> _REQUIREMENT_: Return the part of the listing that opens at its first line and closes with the line containing "chat-bubble-icon (76, 603, 89, 616)", both ends included, and repeat those lines exactly.

##### RECORDS FOR THE EXERCISE

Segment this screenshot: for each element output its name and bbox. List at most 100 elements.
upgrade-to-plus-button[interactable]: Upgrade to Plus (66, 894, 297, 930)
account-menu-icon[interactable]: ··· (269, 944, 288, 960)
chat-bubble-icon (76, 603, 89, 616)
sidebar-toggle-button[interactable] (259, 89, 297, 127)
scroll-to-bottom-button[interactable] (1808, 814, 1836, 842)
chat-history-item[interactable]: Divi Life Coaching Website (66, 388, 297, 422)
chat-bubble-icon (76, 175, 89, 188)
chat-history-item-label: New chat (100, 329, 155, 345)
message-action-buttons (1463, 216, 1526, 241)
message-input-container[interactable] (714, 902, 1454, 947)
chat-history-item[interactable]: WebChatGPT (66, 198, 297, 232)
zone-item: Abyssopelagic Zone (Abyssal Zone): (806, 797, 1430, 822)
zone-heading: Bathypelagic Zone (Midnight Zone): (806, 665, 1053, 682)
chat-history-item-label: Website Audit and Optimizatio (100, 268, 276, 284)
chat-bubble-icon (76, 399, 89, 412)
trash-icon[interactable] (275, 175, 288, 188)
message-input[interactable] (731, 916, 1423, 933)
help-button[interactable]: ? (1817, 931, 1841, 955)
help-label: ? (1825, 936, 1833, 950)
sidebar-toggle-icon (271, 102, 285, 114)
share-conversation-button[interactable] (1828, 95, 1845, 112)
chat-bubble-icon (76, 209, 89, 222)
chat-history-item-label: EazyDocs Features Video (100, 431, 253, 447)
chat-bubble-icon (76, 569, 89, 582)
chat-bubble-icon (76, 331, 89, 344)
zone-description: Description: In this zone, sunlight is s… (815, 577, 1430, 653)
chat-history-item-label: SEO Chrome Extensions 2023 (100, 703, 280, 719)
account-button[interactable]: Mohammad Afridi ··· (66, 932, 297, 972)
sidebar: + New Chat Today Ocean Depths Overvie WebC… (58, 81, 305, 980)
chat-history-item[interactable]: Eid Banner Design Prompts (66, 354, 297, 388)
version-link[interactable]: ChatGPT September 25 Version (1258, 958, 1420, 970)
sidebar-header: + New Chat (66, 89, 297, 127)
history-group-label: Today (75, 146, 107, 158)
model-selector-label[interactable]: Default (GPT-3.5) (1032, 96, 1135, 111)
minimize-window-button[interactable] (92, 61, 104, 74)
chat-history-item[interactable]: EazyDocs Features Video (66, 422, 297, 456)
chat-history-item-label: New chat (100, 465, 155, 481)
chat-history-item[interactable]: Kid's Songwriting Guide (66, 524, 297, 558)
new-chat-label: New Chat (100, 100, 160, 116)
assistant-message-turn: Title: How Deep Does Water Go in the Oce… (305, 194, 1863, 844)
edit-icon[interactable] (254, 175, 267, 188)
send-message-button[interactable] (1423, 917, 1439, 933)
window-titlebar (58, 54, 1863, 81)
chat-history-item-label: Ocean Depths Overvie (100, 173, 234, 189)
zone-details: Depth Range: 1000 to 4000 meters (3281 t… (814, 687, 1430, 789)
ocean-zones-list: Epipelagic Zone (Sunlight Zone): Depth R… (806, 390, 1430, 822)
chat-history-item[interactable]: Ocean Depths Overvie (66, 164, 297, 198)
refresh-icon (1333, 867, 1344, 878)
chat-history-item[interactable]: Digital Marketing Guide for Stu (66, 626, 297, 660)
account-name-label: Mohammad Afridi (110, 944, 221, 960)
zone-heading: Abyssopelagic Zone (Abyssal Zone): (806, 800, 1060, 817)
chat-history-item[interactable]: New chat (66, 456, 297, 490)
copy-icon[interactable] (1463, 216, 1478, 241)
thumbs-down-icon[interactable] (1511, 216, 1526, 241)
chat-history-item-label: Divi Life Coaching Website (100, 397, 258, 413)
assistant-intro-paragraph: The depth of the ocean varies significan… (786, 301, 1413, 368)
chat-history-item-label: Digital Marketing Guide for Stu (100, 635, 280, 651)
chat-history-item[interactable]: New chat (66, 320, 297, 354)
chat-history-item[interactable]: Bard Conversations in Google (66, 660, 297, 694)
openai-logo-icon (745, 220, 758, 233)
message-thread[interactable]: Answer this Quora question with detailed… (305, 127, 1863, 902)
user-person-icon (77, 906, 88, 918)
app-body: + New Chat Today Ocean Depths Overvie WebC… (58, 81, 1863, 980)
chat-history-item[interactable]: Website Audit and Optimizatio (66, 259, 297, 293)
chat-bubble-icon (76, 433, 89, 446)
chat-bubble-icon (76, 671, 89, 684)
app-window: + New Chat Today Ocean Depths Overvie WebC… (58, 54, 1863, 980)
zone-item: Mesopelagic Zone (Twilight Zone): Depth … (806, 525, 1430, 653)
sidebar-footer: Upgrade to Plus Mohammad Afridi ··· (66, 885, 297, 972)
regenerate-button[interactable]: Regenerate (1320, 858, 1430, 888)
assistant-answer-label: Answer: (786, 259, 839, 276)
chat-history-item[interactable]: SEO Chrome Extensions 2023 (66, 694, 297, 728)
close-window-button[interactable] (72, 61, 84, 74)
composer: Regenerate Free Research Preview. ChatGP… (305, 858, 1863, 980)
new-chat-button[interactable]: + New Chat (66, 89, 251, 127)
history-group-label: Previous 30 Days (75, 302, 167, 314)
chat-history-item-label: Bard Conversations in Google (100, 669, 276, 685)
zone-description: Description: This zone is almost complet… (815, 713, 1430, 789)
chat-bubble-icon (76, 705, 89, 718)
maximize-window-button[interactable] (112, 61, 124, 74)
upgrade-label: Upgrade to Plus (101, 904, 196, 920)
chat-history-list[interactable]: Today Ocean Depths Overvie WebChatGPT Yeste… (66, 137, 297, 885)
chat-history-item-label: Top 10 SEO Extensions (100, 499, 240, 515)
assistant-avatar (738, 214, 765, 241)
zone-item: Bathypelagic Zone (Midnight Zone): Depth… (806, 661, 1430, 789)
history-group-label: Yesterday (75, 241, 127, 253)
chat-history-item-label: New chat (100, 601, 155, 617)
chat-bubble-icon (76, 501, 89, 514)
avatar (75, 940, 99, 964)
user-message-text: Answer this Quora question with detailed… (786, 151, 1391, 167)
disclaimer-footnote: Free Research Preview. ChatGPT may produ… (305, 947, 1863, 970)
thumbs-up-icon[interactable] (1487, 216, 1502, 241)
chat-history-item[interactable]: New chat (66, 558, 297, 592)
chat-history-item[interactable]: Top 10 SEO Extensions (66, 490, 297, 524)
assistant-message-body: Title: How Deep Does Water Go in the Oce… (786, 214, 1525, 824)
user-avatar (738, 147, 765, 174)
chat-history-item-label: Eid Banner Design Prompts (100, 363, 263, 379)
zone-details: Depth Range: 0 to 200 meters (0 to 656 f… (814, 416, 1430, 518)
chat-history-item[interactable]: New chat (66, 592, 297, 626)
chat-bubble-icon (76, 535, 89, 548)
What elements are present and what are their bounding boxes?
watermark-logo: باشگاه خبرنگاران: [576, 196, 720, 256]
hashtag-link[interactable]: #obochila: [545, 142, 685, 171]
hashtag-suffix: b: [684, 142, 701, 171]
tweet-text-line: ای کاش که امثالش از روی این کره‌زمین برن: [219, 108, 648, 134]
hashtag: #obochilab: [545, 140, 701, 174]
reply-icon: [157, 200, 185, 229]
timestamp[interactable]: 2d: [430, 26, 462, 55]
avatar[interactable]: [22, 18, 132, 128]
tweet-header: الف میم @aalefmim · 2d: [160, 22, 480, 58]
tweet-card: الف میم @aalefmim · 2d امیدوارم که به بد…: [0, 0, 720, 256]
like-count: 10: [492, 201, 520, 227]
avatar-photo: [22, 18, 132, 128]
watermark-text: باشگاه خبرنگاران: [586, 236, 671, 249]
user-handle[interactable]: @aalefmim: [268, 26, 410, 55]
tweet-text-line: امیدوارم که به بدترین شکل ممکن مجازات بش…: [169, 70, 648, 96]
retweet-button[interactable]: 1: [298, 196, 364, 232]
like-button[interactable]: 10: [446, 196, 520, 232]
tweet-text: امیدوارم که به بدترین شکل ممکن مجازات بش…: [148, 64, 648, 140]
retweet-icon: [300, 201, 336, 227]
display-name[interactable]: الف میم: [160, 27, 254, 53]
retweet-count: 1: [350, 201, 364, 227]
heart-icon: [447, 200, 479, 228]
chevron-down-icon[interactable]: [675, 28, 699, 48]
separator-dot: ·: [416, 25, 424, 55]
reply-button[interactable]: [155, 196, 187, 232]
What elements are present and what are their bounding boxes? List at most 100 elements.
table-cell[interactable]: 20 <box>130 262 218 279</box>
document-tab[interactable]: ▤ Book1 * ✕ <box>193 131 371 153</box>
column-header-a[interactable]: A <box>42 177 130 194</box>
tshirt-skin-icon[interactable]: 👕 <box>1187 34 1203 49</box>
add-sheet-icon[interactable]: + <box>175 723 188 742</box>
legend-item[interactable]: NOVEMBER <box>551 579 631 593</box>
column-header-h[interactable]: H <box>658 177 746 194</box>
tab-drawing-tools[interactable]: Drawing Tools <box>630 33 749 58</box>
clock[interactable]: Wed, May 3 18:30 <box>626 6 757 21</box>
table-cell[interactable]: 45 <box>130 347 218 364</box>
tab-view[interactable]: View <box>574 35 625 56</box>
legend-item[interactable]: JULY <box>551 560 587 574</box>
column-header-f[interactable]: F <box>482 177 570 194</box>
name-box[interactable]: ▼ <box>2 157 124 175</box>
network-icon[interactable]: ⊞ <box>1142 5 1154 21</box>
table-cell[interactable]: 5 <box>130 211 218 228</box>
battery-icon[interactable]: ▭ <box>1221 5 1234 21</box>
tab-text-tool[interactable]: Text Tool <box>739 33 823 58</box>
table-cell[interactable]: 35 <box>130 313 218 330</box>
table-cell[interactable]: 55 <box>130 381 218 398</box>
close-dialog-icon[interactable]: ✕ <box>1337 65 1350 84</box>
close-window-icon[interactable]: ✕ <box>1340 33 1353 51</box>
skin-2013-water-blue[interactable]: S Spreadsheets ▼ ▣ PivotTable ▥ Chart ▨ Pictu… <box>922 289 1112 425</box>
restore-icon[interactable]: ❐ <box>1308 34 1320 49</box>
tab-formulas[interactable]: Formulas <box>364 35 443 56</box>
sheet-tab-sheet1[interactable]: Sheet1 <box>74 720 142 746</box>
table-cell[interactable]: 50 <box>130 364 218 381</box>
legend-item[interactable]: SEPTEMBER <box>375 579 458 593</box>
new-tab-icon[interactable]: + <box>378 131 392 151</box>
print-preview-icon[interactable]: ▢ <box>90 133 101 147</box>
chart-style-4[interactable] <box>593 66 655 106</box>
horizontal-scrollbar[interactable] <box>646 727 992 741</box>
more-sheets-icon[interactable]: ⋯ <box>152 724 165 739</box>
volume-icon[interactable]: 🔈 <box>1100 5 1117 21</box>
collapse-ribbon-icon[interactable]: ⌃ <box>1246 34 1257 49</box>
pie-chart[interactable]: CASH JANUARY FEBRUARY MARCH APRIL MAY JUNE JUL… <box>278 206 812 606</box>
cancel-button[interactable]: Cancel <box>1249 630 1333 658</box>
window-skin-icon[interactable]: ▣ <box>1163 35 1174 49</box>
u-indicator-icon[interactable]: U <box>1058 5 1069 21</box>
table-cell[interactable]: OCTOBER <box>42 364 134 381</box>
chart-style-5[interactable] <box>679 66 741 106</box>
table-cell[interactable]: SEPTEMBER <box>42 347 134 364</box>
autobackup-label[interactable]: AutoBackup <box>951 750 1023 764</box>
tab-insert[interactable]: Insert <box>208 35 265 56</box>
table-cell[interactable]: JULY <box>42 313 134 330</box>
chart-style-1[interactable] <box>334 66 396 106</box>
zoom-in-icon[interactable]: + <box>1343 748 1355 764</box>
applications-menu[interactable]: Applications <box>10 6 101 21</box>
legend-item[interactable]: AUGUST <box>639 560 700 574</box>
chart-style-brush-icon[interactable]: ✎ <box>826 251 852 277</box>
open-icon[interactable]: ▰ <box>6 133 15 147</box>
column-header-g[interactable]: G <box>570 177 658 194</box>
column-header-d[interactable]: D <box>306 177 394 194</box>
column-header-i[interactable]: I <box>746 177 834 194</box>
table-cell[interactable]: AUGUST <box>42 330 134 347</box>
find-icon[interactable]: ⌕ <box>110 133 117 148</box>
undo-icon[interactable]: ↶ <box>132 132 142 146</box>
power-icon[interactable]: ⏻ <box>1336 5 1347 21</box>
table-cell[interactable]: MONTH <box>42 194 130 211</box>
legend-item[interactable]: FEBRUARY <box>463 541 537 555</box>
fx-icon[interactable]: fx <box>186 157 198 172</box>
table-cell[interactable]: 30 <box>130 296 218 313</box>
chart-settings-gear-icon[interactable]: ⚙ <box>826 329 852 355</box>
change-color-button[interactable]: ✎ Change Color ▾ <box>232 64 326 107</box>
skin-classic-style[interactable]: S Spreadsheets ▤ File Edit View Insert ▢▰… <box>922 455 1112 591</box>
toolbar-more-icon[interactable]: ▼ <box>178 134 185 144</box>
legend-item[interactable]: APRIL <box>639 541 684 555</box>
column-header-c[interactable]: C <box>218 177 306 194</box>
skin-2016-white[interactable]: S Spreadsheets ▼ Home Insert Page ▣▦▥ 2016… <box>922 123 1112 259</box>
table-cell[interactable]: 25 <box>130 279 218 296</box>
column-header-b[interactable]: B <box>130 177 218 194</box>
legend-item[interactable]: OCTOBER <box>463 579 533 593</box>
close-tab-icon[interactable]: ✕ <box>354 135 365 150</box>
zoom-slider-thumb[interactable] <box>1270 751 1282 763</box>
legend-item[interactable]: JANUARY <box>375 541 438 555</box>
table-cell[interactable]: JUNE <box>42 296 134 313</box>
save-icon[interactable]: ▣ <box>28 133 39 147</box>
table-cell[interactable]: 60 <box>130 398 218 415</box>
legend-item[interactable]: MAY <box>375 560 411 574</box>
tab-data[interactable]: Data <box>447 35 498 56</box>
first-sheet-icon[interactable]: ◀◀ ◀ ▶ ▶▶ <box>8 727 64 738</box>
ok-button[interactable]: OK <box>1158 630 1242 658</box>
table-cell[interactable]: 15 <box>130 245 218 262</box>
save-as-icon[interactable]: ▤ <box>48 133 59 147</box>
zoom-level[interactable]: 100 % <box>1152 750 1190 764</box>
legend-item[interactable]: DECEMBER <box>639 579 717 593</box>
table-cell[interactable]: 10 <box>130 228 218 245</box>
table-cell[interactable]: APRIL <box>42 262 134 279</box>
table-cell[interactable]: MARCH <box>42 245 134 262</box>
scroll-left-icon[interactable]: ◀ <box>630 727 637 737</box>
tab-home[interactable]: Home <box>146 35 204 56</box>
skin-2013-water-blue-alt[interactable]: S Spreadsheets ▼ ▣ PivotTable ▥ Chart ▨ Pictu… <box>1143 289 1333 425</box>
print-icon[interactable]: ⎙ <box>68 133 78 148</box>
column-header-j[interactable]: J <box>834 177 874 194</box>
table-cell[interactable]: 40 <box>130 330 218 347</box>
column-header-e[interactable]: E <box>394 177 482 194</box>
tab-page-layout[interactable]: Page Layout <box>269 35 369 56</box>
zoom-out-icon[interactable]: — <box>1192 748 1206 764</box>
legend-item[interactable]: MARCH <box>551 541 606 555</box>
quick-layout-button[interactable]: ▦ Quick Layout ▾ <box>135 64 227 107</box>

##########

> _FINAL RESULT_:
Segment this screenshot: for each element output its name and bbox. List at most 100 elements.
upgrade-to-plus-button[interactable]: Upgrade to Plus (66, 894, 297, 930)
account-menu-icon[interactable]: ··· (269, 944, 288, 960)
chat-bubble-icon (76, 603, 89, 616)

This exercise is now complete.